Data section |

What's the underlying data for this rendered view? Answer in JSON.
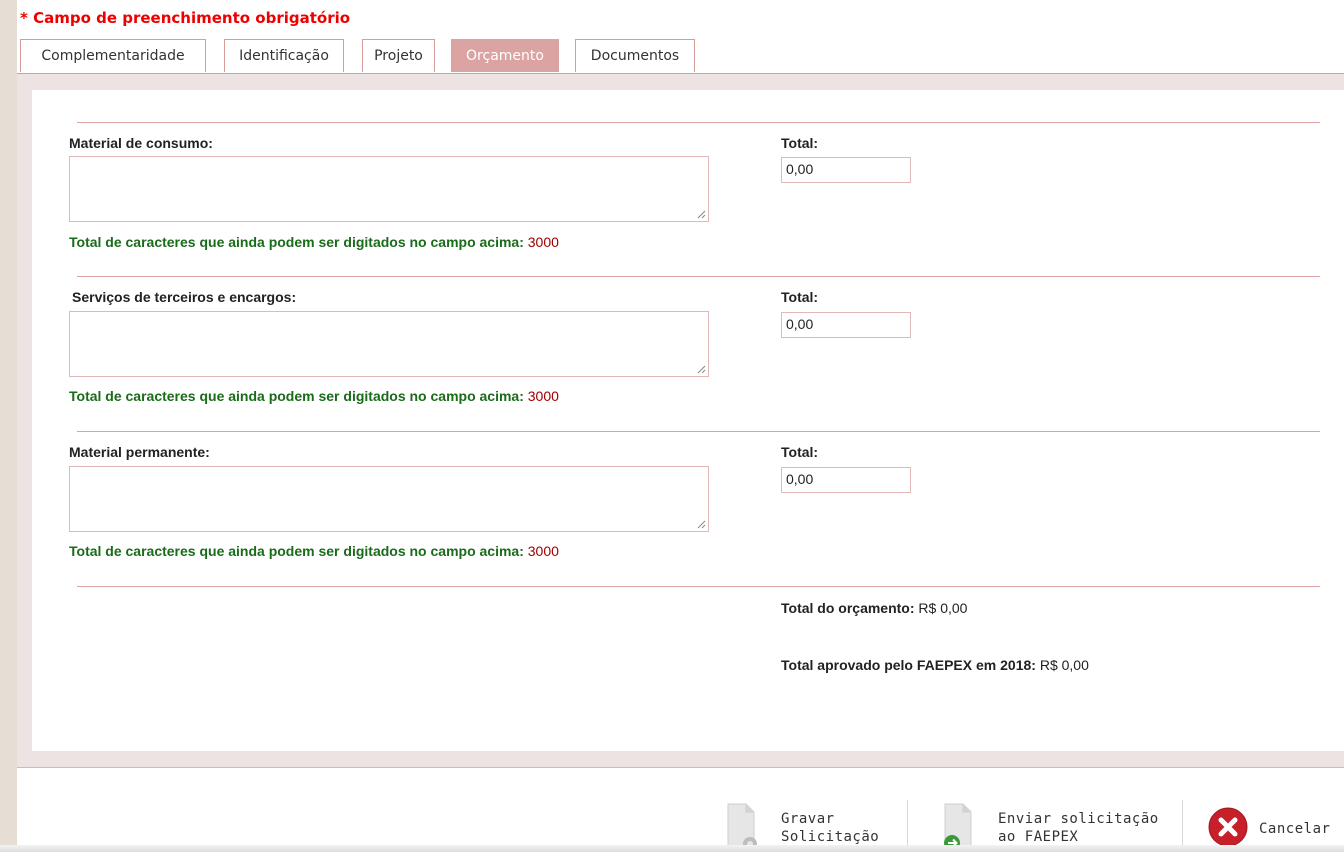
{
  "required_note": "* Campo de preenchimento obrigatório",
  "tabs": [
    {
      "label": "Complementaridade",
      "active": false
    },
    {
      "label": "Identificação",
      "active": false
    },
    {
      "label": "Projeto",
      "active": false
    },
    {
      "label": "Orçamento",
      "active": true
    },
    {
      "label": "Documentos",
      "active": false
    }
  ],
  "sections": [
    {
      "label": "Material de consumo:",
      "total_label": "Total:",
      "total_value": "0,00",
      "description": "",
      "counter_text": "Total de caracteres que ainda podem ser digitados no campo acima:",
      "counter_value": "3000"
    },
    {
      "label": "Serviços de terceiros e encargos:",
      "total_label": "Total:",
      "total_value": "0,00",
      "description": "",
      "counter_text": "Total de caracteres que ainda podem ser digitados no campo acima:",
      "counter_value": "3000"
    },
    {
      "label": "Material permanente:",
      "total_label": "Total:",
      "total_value": "0,00",
      "description": "",
      "counter_text": "Total de caracteres que ainda podem ser digitados no campo acima:",
      "counter_value": "3000"
    }
  ],
  "summary": {
    "budget_label": "Total do orçamento:",
    "budget_value": "R$ 0,00",
    "approved_label": "Total aprovado pelo FAEPEX em 2018:",
    "approved_value": "R$ 0,00"
  },
  "actions": {
    "save_label": "Gravar\nSolicitação",
    "save_icon": "save-document-icon",
    "send_label": "Enviar solicitação\nao FAEPEX",
    "send_icon": "send-document-icon",
    "cancel_label": "Cancelar",
    "cancel_icon": "cancel-icon"
  },
  "colors": {
    "required": "#ee0000",
    "tab_border": "#d99a9a",
    "tab_active": "#dca3a3",
    "counter_text": "#1a6b1a",
    "counter_value": "#a00000",
    "cancel_red": "#c8202a"
  }
}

The task |
Write out the entries again, exactly as given, skipping any images.

Correct answer |
What's the underlying data for this rendered view? Answer in JSON.
{
  "required_note": "* Campo de preenchimento obrigatório",
  "tabs": [
    {
      "label": "Complementaridade",
      "active": false
    },
    {
      "label": "Identificação",
      "active": false
    },
    {
      "label": "Projeto",
      "active": false
    },
    {
      "label": "Orçamento",
      "active": true
    },
    {
      "label": "Documentos",
      "active": false
    }
  ],
  "sections": [
    {
      "label": "Material de consumo:",
      "total_label": "Total:",
      "total_value": "0,00",
      "description": "",
      "counter_text": "Total de caracteres que ainda podem ser digitados no campo acima:",
      "counter_value": "3000"
    },
    {
      "label": "Serviços de terceiros e encargos:",
      "total_label": "Total:",
      "total_value": "0,00",
      "description": "",
      "counter_text": "Total de caracteres que ainda podem ser digitados no campo acima:",
      "counter_value": "3000"
    },
    {
      "label": "Material permanente:",
      "total_label": "Total:",
      "total_value": "0,00",
      "description": "",
      "counter_text": "Total de caracteres que ainda podem ser digitados no campo acima:",
      "counter_value": "3000"
    }
  ],
  "summary": {
    "budget_label": "Total do orçamento:",
    "budget_value": "R$ 0,00",
    "approved_label": "Total aprovado pelo FAEPEX em 2018:",
    "approved_value": "R$ 0,00"
  },
  "actions": {
    "save_label": "Gravar\nSolicitação",
    "save_icon": "save-document-icon",
    "send_label": "Enviar solicitação\nao FAEPEX",
    "send_icon": "send-document-icon",
    "cancel_label": "Cancelar",
    "cancel_icon": "cancel-icon"
  },
  "colors": {
    "required": "#ee0000",
    "tab_border": "#d99a9a",
    "tab_active": "#dca3a3",
    "counter_text": "#1a6b1a",
    "counter_value": "#a00000",
    "cancel_red": "#c8202a"
  }
}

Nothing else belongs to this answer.